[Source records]

:::

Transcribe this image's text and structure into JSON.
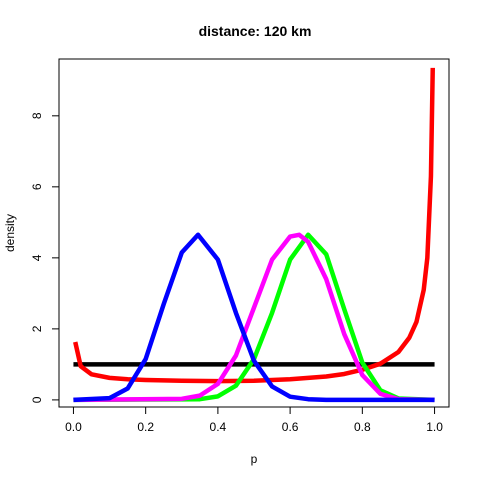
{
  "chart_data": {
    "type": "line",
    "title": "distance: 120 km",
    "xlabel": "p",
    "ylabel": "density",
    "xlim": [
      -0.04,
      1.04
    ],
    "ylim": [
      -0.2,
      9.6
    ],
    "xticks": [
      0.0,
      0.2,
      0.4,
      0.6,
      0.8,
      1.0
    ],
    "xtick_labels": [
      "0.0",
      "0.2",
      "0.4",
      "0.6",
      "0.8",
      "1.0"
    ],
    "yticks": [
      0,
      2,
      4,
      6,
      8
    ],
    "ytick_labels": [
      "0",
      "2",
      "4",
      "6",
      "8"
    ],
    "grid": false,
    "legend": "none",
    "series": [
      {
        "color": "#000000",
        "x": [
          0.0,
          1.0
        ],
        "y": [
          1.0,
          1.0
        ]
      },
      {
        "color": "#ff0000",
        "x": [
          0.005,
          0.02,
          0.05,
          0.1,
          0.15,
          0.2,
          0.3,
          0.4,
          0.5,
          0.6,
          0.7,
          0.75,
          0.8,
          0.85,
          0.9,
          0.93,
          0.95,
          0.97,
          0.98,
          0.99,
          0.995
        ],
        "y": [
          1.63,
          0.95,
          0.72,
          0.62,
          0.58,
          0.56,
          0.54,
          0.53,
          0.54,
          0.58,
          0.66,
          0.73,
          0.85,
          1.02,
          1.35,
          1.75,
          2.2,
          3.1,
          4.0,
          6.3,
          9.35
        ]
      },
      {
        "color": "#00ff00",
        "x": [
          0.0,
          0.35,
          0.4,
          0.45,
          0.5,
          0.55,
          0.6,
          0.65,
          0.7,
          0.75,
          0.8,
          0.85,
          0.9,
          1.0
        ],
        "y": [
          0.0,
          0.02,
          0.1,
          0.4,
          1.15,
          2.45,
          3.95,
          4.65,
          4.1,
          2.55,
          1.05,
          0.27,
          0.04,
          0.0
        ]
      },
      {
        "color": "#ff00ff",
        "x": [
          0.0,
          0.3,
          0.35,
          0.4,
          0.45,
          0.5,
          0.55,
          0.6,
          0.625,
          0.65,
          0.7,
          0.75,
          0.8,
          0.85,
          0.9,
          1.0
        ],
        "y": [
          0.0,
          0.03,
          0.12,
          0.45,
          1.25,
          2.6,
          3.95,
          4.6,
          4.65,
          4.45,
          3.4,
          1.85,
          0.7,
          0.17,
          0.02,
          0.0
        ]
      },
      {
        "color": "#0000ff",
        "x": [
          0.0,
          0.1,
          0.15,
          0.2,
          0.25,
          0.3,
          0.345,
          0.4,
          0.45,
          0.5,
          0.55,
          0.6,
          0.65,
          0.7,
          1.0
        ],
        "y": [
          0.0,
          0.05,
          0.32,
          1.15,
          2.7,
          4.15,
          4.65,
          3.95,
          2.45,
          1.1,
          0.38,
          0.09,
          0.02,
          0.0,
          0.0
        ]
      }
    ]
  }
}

:::

* Your goal *
Repeat the material above word for word and skip every image in it.

* Written response *
Transcribe this image's text and structure into JSON.
{
  "chart_data": {
    "type": "line",
    "title": "distance: 120 km",
    "xlabel": "p",
    "ylabel": "density",
    "xlim": [
      -0.04,
      1.04
    ],
    "ylim": [
      -0.2,
      9.6
    ],
    "xticks": [
      0.0,
      0.2,
      0.4,
      0.6,
      0.8,
      1.0
    ],
    "xtick_labels": [
      "0.0",
      "0.2",
      "0.4",
      "0.6",
      "0.8",
      "1.0"
    ],
    "yticks": [
      0,
      2,
      4,
      6,
      8
    ],
    "ytick_labels": [
      "0",
      "2",
      "4",
      "6",
      "8"
    ],
    "grid": false,
    "legend": "none",
    "series": [
      {
        "color": "#000000",
        "x": [
          0.0,
          1.0
        ],
        "y": [
          1.0,
          1.0
        ]
      },
      {
        "color": "#ff0000",
        "x": [
          0.005,
          0.02,
          0.05,
          0.1,
          0.15,
          0.2,
          0.3,
          0.4,
          0.5,
          0.6,
          0.7,
          0.75,
          0.8,
          0.85,
          0.9,
          0.93,
          0.95,
          0.97,
          0.98,
          0.99,
          0.995
        ],
        "y": [
          1.63,
          0.95,
          0.72,
          0.62,
          0.58,
          0.56,
          0.54,
          0.53,
          0.54,
          0.58,
          0.66,
          0.73,
          0.85,
          1.02,
          1.35,
          1.75,
          2.2,
          3.1,
          4.0,
          6.3,
          9.35
        ]
      },
      {
        "color": "#00ff00",
        "x": [
          0.0,
          0.35,
          0.4,
          0.45,
          0.5,
          0.55,
          0.6,
          0.65,
          0.7,
          0.75,
          0.8,
          0.85,
          0.9,
          1.0
        ],
        "y": [
          0.0,
          0.02,
          0.1,
          0.4,
          1.15,
          2.45,
          3.95,
          4.65,
          4.1,
          2.55,
          1.05,
          0.27,
          0.04,
          0.0
        ]
      },
      {
        "color": "#ff00ff",
        "x": [
          0.0,
          0.3,
          0.35,
          0.4,
          0.45,
          0.5,
          0.55,
          0.6,
          0.625,
          0.65,
          0.7,
          0.75,
          0.8,
          0.85,
          0.9,
          1.0
        ],
        "y": [
          0.0,
          0.03,
          0.12,
          0.45,
          1.25,
          2.6,
          3.95,
          4.6,
          4.65,
          4.45,
          3.4,
          1.85,
          0.7,
          0.17,
          0.02,
          0.0
        ]
      },
      {
        "color": "#0000ff",
        "x": [
          0.0,
          0.1,
          0.15,
          0.2,
          0.25,
          0.3,
          0.345,
          0.4,
          0.45,
          0.5,
          0.55,
          0.6,
          0.65,
          0.7,
          1.0
        ],
        "y": [
          0.0,
          0.05,
          0.32,
          1.15,
          2.7,
          4.15,
          4.65,
          3.95,
          2.45,
          1.1,
          0.38,
          0.09,
          0.02,
          0.0,
          0.0
        ]
      }
    ]
  }
}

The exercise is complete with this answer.